— begin PROVIDED ENTRIES —
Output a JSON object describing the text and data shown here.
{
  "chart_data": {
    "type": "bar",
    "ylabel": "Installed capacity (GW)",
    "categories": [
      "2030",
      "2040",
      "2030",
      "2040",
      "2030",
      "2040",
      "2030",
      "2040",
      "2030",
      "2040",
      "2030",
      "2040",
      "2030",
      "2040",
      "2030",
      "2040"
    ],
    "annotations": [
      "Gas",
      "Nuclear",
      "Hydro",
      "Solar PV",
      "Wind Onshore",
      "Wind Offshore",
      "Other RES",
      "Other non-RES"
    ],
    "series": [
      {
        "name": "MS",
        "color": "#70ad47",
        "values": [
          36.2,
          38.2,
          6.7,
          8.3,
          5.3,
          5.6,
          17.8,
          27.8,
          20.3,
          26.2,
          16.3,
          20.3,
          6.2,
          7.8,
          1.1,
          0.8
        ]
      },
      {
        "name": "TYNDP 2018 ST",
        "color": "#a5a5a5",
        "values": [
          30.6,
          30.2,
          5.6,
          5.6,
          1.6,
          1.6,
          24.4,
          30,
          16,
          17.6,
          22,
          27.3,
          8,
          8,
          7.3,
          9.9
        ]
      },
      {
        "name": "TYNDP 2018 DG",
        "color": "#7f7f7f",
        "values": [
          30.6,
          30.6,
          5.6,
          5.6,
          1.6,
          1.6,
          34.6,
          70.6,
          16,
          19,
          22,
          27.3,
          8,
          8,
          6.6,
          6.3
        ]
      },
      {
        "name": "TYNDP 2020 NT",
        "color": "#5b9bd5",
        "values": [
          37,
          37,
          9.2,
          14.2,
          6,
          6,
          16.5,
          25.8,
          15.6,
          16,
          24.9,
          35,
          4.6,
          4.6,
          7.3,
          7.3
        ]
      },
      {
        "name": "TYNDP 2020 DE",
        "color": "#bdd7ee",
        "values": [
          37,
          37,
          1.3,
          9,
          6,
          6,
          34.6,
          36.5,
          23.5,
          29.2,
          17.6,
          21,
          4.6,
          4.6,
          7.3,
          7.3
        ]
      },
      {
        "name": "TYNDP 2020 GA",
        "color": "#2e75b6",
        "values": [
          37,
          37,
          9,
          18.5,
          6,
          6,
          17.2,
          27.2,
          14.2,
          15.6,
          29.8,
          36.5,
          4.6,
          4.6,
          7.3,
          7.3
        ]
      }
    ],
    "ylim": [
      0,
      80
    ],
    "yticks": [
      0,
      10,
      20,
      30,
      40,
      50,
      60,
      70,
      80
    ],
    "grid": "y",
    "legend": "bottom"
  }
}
— end PROVIDED ENTRIES —
# BRIEF:
Filter the entries and copy out every line with the word "name".

# RIGHT ANSWER:
        "name": "MS",
        "name": "TYNDP 2018 ST",
        "name": "TYNDP 2018 DG",
        "name": "TYNDP 2020 NT",
        "name": "TYNDP 2020 DE",
        "name": "TYNDP 2020 GA",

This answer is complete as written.